**STATED TASK**
Reproduce all of the records exactly.

**ENTRIES SHOWN**
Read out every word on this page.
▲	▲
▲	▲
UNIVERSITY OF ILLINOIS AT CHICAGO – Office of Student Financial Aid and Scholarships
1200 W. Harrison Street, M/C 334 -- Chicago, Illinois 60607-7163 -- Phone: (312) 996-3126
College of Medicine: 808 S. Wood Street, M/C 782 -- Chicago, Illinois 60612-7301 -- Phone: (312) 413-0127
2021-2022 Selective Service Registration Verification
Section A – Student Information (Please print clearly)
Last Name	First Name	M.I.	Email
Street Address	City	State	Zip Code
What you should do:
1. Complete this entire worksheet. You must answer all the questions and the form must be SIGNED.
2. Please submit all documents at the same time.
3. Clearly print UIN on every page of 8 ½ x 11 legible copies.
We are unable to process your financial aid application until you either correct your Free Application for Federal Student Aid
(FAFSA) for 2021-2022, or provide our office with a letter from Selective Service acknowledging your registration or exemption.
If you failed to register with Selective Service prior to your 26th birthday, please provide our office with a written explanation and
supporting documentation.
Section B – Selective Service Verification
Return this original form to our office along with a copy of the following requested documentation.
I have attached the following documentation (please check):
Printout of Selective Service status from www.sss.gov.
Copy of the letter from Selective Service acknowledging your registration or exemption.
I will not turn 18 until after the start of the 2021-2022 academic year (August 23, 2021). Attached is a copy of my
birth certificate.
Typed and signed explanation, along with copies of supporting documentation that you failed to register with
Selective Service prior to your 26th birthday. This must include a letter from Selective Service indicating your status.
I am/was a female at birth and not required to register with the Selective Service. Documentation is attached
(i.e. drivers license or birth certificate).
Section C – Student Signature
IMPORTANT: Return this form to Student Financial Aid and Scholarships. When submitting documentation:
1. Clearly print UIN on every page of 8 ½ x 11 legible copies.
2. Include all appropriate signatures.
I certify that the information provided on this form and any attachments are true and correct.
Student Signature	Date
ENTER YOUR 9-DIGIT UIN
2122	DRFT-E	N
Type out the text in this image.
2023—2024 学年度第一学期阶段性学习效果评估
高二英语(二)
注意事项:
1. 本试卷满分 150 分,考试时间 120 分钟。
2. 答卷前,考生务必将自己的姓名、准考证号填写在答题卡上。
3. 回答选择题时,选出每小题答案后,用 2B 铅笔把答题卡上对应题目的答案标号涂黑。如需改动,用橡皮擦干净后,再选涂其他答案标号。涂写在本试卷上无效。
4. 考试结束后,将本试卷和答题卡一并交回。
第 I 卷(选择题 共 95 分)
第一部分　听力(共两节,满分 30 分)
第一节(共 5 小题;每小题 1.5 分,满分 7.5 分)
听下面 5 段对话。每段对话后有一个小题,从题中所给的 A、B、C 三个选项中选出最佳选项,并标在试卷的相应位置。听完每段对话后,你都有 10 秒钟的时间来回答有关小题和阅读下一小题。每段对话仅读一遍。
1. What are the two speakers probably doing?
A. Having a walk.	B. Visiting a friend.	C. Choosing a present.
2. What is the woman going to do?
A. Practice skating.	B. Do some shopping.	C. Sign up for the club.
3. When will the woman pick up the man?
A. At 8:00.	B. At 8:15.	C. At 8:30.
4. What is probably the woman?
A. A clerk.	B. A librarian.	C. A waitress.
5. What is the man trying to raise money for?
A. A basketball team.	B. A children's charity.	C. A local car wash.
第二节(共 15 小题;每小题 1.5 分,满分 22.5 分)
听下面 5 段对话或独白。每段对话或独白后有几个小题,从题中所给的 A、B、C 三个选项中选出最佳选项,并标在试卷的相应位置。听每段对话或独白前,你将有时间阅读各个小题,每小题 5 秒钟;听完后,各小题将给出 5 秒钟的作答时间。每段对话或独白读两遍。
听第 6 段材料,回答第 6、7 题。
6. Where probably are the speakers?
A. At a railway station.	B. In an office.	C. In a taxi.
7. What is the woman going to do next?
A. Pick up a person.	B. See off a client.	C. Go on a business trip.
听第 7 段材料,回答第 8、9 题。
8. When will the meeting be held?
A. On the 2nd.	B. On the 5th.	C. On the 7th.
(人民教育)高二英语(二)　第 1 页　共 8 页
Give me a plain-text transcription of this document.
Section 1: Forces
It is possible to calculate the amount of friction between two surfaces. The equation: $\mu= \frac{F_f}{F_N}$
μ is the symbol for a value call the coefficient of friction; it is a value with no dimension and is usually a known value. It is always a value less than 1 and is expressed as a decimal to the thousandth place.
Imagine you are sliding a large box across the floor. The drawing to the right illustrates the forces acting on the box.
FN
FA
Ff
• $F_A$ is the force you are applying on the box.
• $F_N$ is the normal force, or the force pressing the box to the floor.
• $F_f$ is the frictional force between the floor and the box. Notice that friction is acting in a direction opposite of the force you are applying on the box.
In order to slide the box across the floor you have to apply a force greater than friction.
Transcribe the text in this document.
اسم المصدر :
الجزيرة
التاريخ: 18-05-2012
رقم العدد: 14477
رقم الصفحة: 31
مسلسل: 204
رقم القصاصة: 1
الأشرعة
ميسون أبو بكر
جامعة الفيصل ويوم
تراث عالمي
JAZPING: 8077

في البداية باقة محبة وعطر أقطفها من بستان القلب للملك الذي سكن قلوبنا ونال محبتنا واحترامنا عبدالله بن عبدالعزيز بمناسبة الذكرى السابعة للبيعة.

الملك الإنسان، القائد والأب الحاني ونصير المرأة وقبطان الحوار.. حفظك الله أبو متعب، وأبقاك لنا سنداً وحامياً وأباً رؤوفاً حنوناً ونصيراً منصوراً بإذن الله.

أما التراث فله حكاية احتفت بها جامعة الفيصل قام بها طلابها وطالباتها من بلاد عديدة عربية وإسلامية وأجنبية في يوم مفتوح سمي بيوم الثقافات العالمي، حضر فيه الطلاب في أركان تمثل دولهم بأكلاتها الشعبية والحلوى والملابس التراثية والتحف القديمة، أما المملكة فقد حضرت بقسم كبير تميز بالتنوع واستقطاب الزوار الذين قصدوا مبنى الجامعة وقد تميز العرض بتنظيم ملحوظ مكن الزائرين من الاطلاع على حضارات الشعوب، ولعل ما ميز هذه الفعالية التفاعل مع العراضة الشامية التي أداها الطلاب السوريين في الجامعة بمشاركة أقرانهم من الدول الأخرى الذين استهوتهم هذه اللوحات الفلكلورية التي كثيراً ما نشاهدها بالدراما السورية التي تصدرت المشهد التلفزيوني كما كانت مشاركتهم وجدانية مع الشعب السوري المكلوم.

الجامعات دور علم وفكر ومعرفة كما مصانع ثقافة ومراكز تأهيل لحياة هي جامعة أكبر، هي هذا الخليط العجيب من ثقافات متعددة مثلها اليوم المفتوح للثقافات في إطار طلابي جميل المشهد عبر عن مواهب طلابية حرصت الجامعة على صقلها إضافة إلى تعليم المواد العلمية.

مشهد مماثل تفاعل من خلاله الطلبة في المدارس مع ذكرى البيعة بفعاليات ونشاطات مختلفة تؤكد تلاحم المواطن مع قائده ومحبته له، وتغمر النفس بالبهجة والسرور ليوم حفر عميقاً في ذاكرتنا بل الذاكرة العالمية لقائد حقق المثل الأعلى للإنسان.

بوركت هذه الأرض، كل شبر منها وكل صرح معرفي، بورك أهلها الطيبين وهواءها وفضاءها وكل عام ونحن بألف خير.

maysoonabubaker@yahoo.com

**CORRECT ANSWER**
Read out every word on this page.
▲	▲
▲	▲
UNIVERSITY OF ILLINOIS AT CHICAGO – Office of Student Financial Aid and Scholarships
1200 W. Harrison Street, M/C 334 -- Chicago, Illinois 60607-7163 -- Phone: (312) 996-3126
College of Medicine: 808 S. Wood Street, M/C 782 -- Chicago, Illinois 60612-7301 -- Phone: (312) 413-0127
2021-2022 Selective Service Registration Verification
Section A – Student Information (Please print clearly)
Last Name	First Name	M.I.	Email
Street Address	City	State	Zip Code
What you should do:
1. Complete this entire worksheet. You must answer all the questions and the form must be SIGNED.
2. Please submit all documents at the same time.
3. Clearly print UIN on every page of 8 ½ x 11 legible copies.
We are unable to process your financial aid application until you either correct your Free Application for Federal Student Aid
(FAFSA) for 2021-2022, or provide our office with a letter from Selective Service acknowledging your registration or exemption.
If you failed to register with Selective Service prior to your 26th birthday, please provide our office with a written explanation and
supporting documentation.
Section B – Selective Service Verification
Return this original form to our office along with a copy of the following requested documentation.
I have attached the following documentation (please check):
Printout of Selective Service status from www.sss.gov.
Copy of the letter from Selective Service acknowledging your registration or exemption.
I will not turn 18 until after the start of the 2021-2022 academic year (August 23, 2021). Attached is a copy of my
birth certificate.
Typed and signed explanation, along with copies of supporting documentation that you failed to register with
Selective Service prior to your 26th birthday. This must include a letter from Selective Service indicating your status.
I am/was a female at birth and not required to register with the Selective Service. Documentation is attached
(i.e. drivers license or birth certificate).
Section C – Student Signature
IMPORTANT: Return this form to Student Financial Aid and Scholarships. When submitting documentation:
1. Clearly print UIN on every page of 8 ½ x 11 legible copies.
2. Include all appropriate signatures.
I certify that the information provided on this form and any attachments are true and correct.
Student Signature	Date
ENTER YOUR 9-DIGIT UIN
2122	DRFT-E	N
Type out the text in this image.
2023—2024 学年度第一学期阶段性学习效果评估
高二英语(二)
注意事项:
1. 本试卷满分 150 分,考试时间 120 分钟。
2. 答卷前,考生务必将自己的姓名、准考证号填写在答题卡上。
3. 回答选择题时,选出每小题答案后,用 2B 铅笔把答题卡上对应题目的答案标号涂黑。如需改动,用橡皮擦干净后,再选涂其他答案标号。涂写在本试卷上无效。
4. 考试结束后,将本试卷和答题卡一并交回。
第 I 卷(选择题 共 95 分)
第一部分　听力(共两节,满分 30 分)
第一节(共 5 小题;每小题 1.5 分,满分 7.5 分)
听下面 5 段对话。每段对话后有一个小题,从题中所给的 A、B、C 三个选项中选出最佳选项,并标在试卷的相应位置。听完每段对话后,你都有 10 秒钟的时间来回答有关小题和阅读下一小题。每段对话仅读一遍。
1. What are the two speakers probably doing?
A. Having a walk.	B. Visiting a friend.	C. Choosing a present.
2. What is the woman going to do?
A. Practice skating.	B. Do some shopping.	C. Sign up for the club.
3. When will the woman pick up the man?
A. At 8:00.	B. At 8:15.	C. At 8:30.
4. What is probably the woman?
A. A clerk.	B. A librarian.	C. A waitress.
5. What is the man trying to raise money for?
A. A basketball team.	B. A children's charity.	C. A local car wash.
第二节(共 15 小题;每小题 1.5 分,满分 22.5 分)
听下面 5 段对话或独白。每段对话或独白后有几个小题,从题中所给的 A、B、C 三个选项中选出最佳选项,并标在试卷的相应位置。听每段对话或独白前,你将有时间阅读各个小题,每小题 5 秒钟;听完后,各小题将给出 5 秒钟的作答时间。每段对话或独白读两遍。
听第 6 段材料,回答第 6、7 题。
6. Where probably are the speakers?
A. At a railway station.	B. In an office.	C. In a taxi.
7. What is the woman going to do next?
A. Pick up a person.	B. See off a client.	C. Go on a business trip.
听第 7 段材料,回答第 8、9 题。
8. When will the meeting be held?
A. On the 2nd.	B. On the 5th.	C. On the 7th.
(人民教育)高二英语(二)　第 1 页　共 8 页
Give me a plain-text transcription of this document.
Section 1: Forces
It is possible to calculate the amount of friction between two surfaces. The equation: $\mu= \frac{F_f}{F_N}$
μ is the symbol for a value call the coefficient of friction; it is a value with no dimension and is usually a known value. It is always a value less than 1 and is expressed as a decimal to the thousandth place.
Imagine you are sliding a large box across the floor. The drawing to the right illustrates the forces acting on the box.
FN
FA
Ff
• $F_A$ is the force you are applying on the box.
• $F_N$ is the normal force, or the force pressing the box to the floor.
• $F_f$ is the frictional force between the floor and the box. Notice that friction is acting in a direction opposite of the force you are applying on the box.
In order to slide the box across the floor you have to apply a force greater than friction.
Transcribe the text in this document.
اسم المصدر :
الجزيرة
التاريخ: 18-05-2012
رقم العدد: 14477
رقم الصفحة: 31
مسلسل: 204
رقم القصاصة: 1
الأشرعة
ميسون أبو بكر
جامعة الفيصل ويوم
تراث عالمي
JAZPING: 8077

في البداية باقة محبة وعطر أقطفها من بستان القلب للملك الذي سكن قلوبنا ونال محبتنا واحترامنا عبدالله بن عبدالعزيز بمناسبة الذكرى السابعة للبيعة.

الملك الإنسان، القائد والأب الحاني ونصير المرأة وقبطان الحوار.. حفظك الله أبو متعب، وأبقاك لنا سنداً وحامياً وأباً رؤوفاً حنوناً ونصيراً منصوراً بإذن الله.

أما التراث فله حكاية احتفت بها جامعة الفيصل قام بها طلابها وطالباتها من بلاد عديدة عربية وإسلامية وأجنبية في يوم مفتوح سمي بيوم الثقافات العالمي، حضر فيه الطلاب في أركان تمثل دولهم بأكلاتها الشعبية والحلوى والملابس التراثية والتحف القديمة، أما المملكة فقد حضرت بقسم كبير تميز بالتنوع واستقطاب الزوار الذين قصدوا مبنى الجامعة وقد تميز العرض بتنظيم ملحوظ مكن الزائرين من الاطلاع على حضارات الشعوب، ولعل ما ميز هذه الفعالية التفاعل مع العراضة الشامية التي أداها الطلاب السوريين في الجامعة بمشاركة أقرانهم من الدول الأخرى الذين استهوتهم هذه اللوحات الفلكلورية التي كثيراً ما نشاهدها بالدراما السورية التي تصدرت المشهد التلفزيوني كما كانت مشاركتهم وجدانية مع الشعب السوري المكلوم.

الجامعات دور علم وفكر ومعرفة كما مصانع ثقافة ومراكز تأهيل لحياة هي جامعة أكبر، هي هذا الخليط العجيب من ثقافات متعددة مثلها اليوم المفتوح للثقافات في إطار طلابي جميل المشهد عبر عن مواهب طلابية حرصت الجامعة على صقلها إضافة إلى تعليم المواد العلمية.

مشهد مماثل تفاعل من خلاله الطلبة في المدارس مع ذكرى البيعة بفعاليات ونشاطات مختلفة تؤكد تلاحم المواطن مع قائده ومحبته له، وتغمر النفس بالبهجة والسرور ليوم حفر عميقاً في ذاكرتنا بل الذاكرة العالمية لقائد حقق المثل الأعلى للإنسان.

بوركت هذه الأرض، كل شبر منها وكل صرح معرفي، بورك أهلها الطيبين وهواءها وفضاءها وكل عام ونحن بألف خير.

maysoonabubaker@yahoo.com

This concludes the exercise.